▸ Data records
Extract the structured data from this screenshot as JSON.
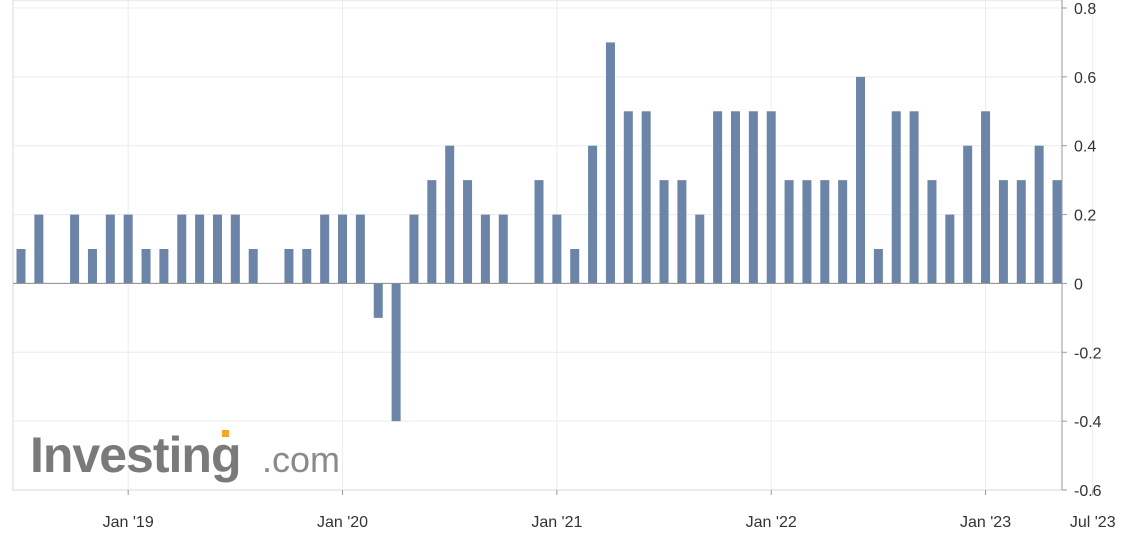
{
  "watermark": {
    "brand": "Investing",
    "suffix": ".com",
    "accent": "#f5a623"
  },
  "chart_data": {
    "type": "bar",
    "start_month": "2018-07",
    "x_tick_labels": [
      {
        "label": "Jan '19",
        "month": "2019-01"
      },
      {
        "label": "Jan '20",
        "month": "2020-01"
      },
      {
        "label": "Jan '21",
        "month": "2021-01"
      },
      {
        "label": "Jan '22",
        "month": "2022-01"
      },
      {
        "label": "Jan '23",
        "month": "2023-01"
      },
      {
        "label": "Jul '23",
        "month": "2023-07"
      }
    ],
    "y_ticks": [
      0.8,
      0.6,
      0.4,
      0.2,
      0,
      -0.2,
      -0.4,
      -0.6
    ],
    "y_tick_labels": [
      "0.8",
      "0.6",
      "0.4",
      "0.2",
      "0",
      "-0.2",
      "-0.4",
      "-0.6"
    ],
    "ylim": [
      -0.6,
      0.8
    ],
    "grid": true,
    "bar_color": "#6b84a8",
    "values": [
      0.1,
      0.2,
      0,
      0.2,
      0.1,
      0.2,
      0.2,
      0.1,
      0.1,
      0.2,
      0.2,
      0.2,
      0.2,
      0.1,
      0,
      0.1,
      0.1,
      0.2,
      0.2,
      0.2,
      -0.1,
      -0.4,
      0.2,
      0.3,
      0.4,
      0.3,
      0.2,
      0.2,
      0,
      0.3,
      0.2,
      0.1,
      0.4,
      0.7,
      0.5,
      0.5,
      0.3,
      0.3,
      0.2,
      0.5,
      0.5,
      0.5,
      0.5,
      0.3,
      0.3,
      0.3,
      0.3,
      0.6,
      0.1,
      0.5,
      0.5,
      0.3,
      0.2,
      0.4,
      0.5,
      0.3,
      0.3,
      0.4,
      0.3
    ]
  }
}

* * *

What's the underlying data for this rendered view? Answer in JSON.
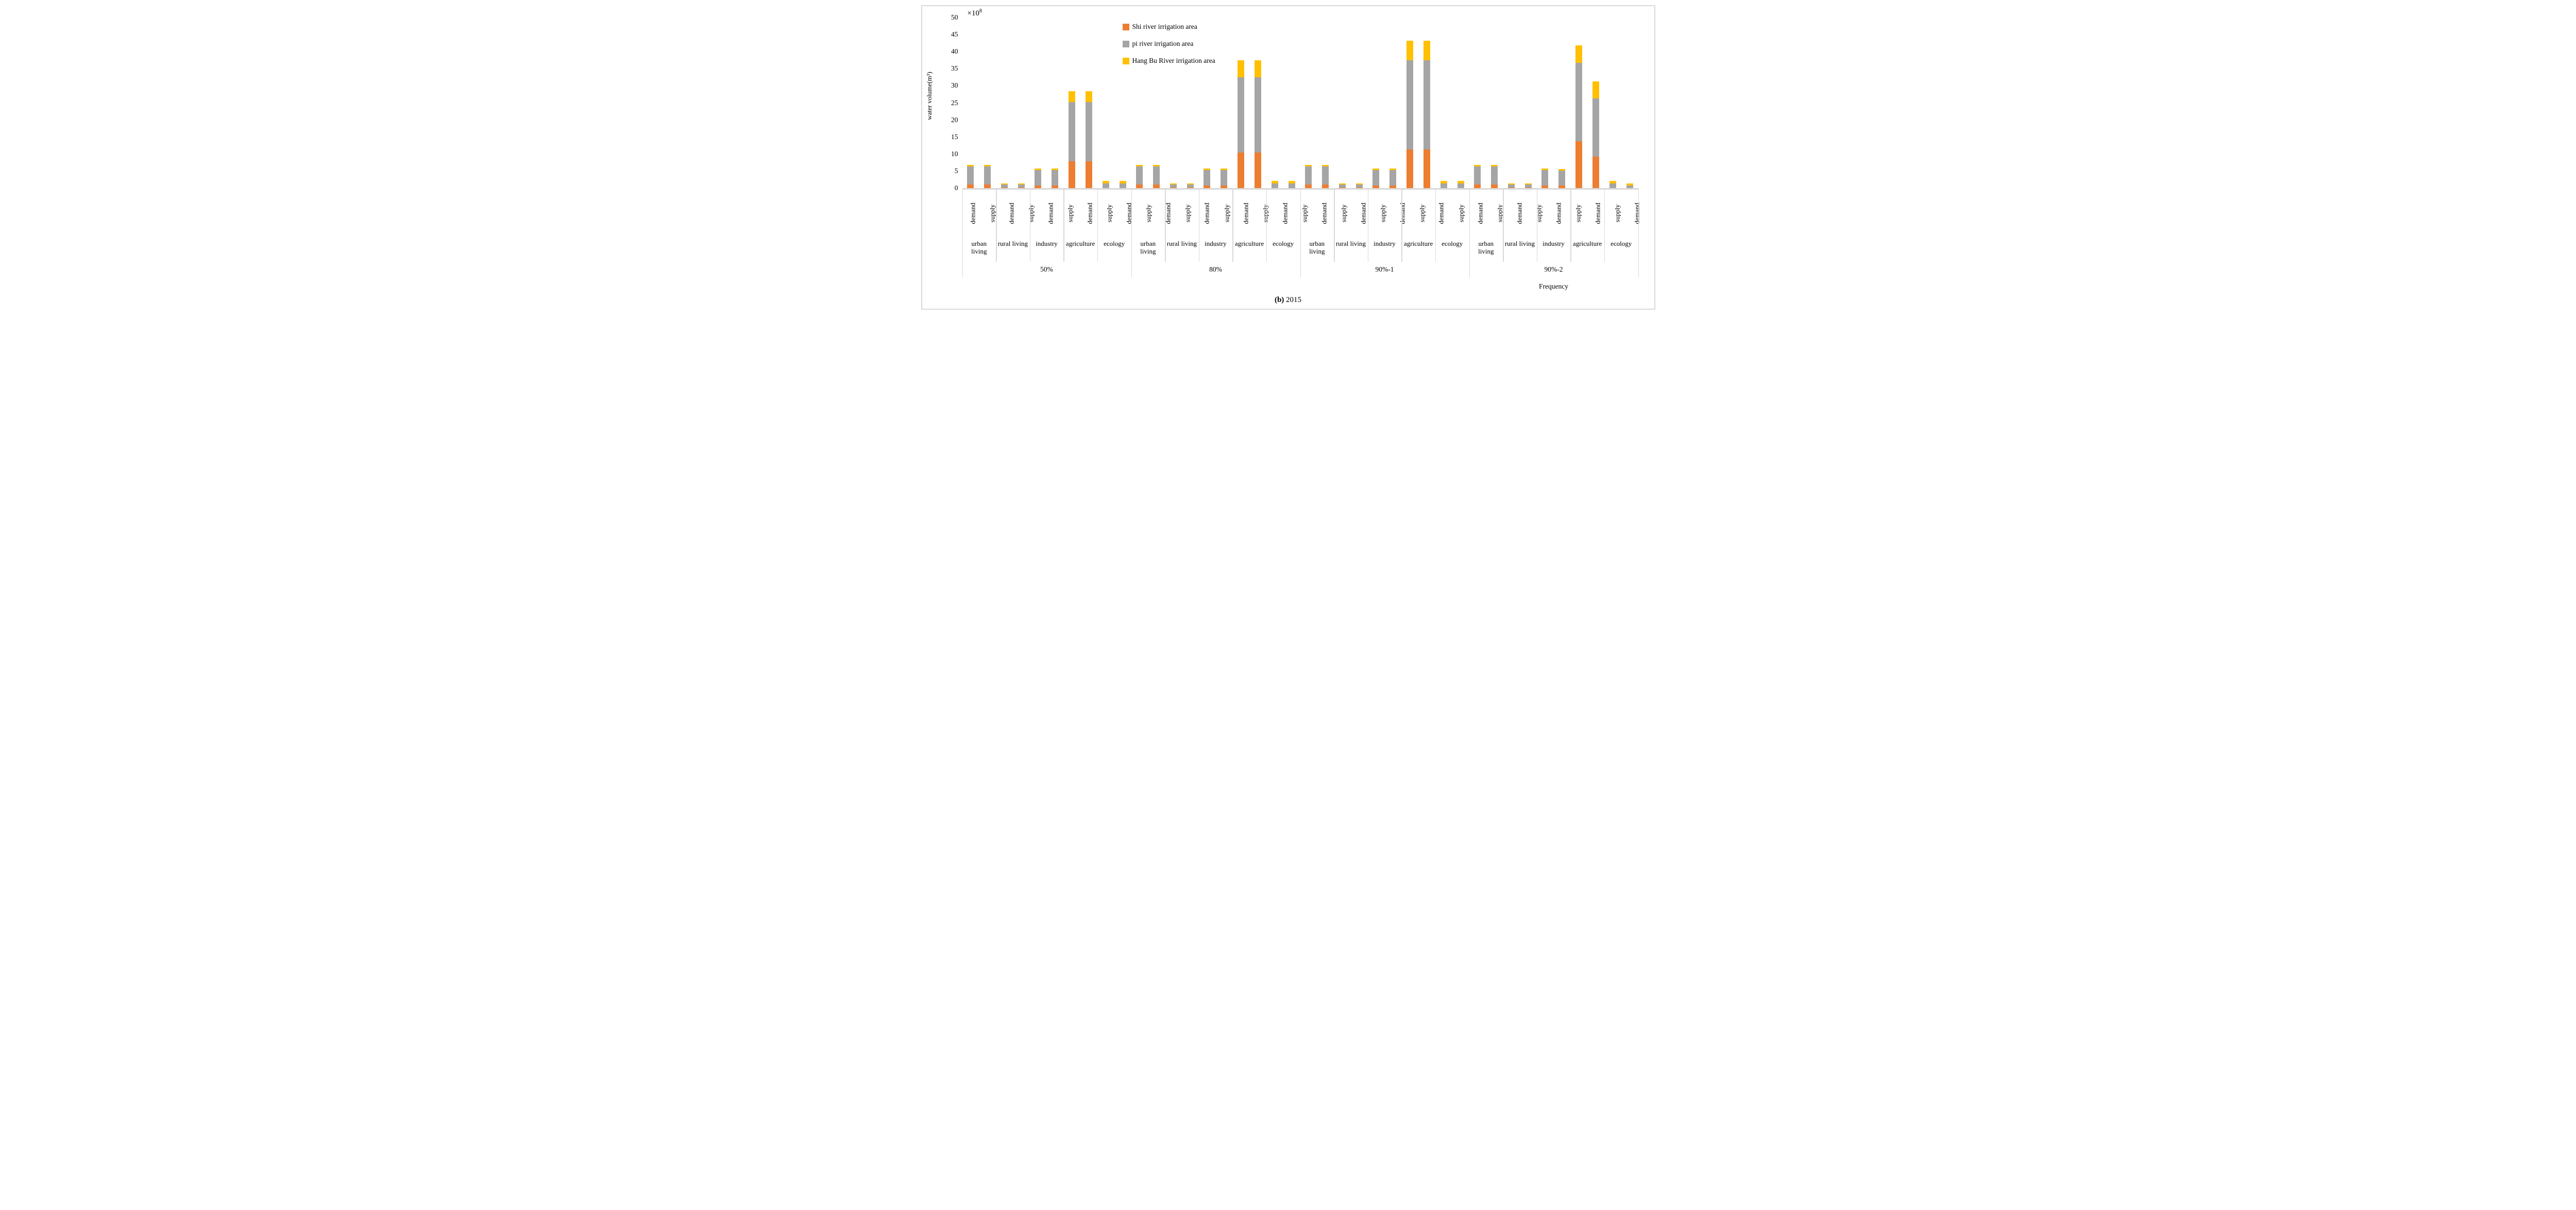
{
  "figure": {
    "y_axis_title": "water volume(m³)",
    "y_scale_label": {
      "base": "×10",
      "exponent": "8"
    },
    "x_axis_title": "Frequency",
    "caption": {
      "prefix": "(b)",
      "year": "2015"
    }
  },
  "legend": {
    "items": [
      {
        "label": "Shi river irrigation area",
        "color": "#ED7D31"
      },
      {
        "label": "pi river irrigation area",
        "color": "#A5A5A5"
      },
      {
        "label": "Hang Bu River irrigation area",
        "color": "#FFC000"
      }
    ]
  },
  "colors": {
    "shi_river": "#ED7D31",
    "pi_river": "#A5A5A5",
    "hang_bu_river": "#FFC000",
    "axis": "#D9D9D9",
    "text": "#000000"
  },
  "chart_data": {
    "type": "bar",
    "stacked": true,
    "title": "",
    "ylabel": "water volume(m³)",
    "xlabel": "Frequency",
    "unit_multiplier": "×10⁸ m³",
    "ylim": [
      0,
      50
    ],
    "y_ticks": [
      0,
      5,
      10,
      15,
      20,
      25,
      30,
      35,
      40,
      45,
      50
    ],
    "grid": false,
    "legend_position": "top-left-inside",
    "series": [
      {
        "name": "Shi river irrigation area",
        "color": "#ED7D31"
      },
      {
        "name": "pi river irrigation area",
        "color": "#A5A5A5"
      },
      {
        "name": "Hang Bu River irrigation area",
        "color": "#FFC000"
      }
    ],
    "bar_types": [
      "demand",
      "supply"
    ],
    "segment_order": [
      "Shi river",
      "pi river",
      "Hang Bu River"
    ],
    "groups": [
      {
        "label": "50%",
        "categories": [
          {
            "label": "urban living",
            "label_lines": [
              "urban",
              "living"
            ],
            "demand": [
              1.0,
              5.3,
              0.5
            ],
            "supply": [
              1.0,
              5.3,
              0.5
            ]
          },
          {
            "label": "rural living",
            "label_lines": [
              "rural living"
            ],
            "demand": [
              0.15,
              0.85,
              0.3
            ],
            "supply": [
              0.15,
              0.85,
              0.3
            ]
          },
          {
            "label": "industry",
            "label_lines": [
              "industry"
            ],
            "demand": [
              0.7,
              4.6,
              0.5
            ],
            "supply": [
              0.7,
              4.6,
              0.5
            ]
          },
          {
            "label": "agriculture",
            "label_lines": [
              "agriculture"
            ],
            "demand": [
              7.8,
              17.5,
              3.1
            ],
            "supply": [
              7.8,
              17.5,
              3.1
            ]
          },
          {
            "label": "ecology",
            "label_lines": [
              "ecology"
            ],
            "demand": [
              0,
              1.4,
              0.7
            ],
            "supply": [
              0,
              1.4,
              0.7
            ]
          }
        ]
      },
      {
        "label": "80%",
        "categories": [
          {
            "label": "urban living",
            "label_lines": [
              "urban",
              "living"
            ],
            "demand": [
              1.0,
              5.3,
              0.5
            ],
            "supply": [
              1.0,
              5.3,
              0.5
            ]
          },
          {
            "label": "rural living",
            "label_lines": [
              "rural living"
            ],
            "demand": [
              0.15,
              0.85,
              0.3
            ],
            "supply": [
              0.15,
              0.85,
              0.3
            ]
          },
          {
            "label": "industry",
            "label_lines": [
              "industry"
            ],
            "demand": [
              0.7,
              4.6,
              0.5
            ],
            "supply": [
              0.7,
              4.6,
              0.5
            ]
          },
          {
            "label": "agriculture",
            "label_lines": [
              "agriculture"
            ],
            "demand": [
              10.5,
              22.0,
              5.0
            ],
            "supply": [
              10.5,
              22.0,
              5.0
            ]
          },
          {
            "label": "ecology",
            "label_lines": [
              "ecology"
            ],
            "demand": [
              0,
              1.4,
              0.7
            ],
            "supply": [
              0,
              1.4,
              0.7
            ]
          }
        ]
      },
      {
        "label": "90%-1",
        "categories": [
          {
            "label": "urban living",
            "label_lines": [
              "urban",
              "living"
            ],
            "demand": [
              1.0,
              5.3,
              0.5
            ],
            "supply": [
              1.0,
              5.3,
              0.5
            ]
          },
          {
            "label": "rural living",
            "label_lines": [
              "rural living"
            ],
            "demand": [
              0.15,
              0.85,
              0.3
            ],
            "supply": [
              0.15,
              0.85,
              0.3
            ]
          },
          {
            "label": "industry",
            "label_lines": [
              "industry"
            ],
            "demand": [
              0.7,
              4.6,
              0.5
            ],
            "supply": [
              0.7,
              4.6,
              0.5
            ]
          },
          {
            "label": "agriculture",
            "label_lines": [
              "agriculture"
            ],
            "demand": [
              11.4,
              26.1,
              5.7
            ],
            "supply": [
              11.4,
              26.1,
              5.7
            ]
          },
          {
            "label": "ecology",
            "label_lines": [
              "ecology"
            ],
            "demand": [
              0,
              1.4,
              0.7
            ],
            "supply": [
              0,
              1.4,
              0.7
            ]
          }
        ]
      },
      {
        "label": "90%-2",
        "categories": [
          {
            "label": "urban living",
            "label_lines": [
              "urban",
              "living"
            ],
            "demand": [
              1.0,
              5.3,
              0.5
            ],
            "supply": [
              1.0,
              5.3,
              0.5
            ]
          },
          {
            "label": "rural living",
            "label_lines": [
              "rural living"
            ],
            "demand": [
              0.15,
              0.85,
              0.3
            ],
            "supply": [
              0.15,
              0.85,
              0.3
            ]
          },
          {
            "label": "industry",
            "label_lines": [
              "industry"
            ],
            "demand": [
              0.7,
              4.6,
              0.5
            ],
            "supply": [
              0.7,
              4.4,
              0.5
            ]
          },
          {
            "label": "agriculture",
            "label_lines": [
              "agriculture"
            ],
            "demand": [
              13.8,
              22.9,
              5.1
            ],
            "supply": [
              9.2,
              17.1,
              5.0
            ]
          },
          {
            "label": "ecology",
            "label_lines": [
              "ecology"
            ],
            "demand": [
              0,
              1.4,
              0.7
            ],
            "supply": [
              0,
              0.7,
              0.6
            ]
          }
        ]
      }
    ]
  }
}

▸ Required work
Pull out each line holding the string "name".

▸ Problem solution
        "name": "Shi river irrigation area",
        "name": "pi river irrigation area",
        "name": "Hang Bu River irrigation area",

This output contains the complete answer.